What the exercise asks:
All lines holding the string "JSON" are to be shown.

(Items from a figure collection)
=-=-=-=-=

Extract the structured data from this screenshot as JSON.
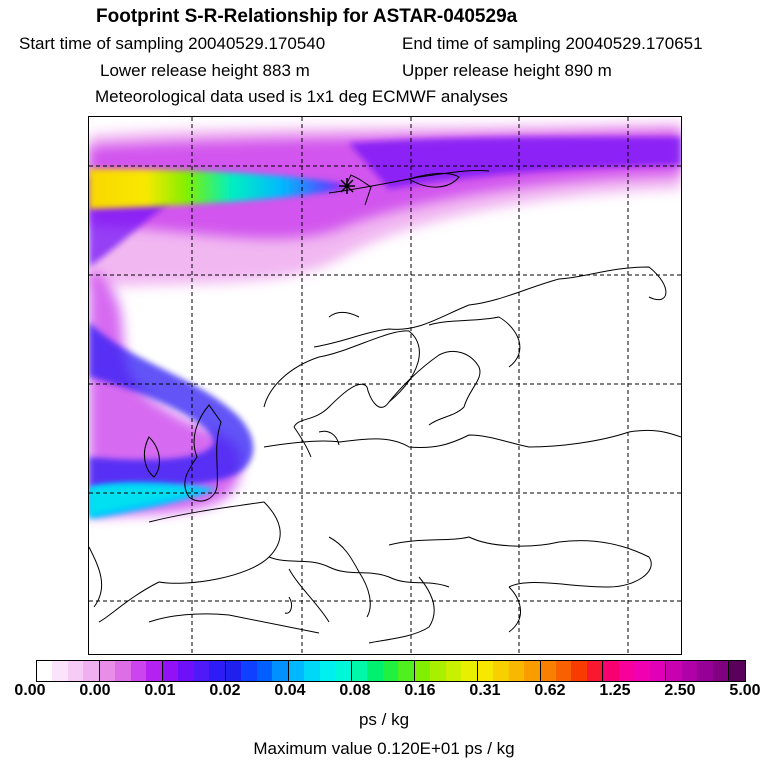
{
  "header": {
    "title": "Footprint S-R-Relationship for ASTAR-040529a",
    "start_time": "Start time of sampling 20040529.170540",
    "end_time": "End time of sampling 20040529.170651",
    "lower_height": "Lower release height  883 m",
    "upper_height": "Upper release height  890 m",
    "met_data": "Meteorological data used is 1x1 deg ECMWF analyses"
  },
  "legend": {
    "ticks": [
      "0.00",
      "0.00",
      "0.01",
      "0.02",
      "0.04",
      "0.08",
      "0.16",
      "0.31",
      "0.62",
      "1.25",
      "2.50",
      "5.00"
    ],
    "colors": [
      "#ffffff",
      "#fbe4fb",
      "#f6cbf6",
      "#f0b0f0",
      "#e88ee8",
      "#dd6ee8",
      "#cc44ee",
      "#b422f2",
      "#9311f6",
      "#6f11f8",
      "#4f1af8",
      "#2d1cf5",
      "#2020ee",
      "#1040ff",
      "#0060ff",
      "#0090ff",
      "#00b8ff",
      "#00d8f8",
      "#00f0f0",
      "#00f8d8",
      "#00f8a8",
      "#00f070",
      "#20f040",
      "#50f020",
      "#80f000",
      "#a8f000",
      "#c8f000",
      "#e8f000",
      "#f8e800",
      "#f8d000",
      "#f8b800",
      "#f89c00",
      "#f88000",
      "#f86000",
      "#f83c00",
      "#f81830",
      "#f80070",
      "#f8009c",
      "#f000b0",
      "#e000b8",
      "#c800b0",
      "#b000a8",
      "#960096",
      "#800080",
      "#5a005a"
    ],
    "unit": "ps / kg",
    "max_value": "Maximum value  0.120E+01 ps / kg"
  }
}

=-=-=-=-=

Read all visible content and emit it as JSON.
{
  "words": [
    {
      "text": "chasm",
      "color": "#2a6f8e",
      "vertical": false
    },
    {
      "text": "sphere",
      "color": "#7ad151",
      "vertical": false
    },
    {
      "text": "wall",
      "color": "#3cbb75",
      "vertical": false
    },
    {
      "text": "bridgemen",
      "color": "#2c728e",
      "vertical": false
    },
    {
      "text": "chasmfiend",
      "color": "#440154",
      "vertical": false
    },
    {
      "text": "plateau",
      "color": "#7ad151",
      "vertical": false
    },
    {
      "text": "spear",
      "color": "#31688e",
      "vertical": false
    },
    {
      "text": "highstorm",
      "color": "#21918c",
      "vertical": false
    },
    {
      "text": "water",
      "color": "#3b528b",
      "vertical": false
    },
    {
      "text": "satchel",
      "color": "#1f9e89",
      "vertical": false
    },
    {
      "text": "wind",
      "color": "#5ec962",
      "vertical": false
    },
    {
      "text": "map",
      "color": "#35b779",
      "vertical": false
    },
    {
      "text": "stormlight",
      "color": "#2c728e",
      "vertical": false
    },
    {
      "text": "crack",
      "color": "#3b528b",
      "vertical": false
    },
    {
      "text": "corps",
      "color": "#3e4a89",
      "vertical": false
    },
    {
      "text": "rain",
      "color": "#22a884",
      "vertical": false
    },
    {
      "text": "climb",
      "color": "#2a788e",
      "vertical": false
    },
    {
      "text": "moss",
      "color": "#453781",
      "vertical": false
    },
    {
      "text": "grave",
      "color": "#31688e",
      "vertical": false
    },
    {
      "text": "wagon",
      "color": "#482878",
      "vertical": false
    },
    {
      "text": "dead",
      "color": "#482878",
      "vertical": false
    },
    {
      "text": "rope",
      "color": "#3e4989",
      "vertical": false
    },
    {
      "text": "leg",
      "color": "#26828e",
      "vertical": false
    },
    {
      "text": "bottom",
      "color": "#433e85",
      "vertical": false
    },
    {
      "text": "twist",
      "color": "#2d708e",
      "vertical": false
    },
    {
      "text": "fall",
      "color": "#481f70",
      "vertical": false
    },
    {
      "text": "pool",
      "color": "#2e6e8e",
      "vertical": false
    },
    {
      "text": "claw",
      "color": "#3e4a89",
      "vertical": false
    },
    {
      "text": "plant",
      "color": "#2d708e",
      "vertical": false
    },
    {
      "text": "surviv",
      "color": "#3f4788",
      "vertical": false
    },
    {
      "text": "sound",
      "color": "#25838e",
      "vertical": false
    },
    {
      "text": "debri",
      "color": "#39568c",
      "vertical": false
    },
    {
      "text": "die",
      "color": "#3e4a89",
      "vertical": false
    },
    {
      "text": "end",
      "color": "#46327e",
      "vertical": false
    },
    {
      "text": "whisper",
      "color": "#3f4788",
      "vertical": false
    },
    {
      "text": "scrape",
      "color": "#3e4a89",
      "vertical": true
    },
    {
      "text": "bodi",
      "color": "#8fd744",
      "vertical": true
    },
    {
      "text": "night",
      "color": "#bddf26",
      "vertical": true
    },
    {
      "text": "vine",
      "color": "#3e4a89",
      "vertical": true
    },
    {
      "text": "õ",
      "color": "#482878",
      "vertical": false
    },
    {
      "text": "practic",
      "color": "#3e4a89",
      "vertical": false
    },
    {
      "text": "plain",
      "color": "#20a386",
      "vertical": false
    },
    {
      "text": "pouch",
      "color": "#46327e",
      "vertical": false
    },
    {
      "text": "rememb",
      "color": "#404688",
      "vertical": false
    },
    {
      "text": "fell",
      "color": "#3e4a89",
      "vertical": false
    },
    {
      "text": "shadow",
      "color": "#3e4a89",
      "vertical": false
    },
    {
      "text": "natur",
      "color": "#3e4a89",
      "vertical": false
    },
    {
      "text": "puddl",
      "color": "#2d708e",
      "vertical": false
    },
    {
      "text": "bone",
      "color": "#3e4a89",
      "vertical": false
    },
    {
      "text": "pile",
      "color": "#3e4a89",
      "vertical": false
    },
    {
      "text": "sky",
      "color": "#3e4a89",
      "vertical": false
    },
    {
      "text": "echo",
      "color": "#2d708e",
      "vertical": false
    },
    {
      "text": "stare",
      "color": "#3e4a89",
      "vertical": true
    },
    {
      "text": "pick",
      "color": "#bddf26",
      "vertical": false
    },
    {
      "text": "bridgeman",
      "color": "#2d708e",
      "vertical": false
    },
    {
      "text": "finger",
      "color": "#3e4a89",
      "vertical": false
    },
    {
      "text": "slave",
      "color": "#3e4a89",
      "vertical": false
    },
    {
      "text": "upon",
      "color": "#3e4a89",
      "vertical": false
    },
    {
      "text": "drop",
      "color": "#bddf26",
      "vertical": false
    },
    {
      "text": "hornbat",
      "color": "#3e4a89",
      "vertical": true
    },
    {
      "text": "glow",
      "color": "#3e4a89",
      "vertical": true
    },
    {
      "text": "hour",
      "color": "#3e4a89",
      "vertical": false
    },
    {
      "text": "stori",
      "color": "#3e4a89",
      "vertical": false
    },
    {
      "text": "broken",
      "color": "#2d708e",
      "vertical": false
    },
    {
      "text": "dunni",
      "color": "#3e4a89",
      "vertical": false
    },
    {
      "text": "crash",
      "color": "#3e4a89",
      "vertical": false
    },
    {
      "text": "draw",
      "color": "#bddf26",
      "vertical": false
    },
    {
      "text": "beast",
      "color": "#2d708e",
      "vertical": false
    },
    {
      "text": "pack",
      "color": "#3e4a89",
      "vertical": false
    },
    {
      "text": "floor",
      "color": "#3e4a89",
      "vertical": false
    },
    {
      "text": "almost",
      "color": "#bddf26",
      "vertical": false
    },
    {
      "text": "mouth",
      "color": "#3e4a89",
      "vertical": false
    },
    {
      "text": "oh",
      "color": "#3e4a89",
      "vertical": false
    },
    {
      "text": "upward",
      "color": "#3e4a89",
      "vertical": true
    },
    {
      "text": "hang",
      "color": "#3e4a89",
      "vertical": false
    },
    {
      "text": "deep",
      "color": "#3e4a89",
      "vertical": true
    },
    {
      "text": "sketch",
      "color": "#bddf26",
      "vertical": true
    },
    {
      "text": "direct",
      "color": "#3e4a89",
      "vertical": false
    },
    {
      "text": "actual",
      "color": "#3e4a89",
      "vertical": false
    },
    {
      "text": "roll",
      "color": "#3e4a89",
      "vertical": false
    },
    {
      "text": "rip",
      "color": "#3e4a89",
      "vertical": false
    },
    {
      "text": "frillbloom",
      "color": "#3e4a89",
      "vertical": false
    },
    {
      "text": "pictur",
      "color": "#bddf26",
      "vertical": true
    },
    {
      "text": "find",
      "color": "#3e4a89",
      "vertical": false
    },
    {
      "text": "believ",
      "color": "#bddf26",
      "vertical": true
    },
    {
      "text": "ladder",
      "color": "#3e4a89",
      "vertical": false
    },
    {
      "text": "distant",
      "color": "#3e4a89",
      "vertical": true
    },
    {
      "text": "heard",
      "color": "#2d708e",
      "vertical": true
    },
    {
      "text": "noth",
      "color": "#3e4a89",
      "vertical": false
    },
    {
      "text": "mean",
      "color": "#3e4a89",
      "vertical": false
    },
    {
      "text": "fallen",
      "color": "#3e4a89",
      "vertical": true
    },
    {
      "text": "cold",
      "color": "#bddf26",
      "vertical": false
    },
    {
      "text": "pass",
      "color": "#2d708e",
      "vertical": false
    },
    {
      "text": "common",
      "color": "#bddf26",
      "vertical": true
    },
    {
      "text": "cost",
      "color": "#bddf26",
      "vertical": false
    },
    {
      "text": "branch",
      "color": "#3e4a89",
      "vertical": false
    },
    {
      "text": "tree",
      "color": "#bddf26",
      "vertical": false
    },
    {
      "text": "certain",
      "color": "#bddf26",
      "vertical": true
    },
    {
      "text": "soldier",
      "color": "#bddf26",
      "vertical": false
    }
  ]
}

=-=-=-=-=

Reply:
Extract the structured data from this screenshot as JSON.
Read all visible content and emit it as JSON.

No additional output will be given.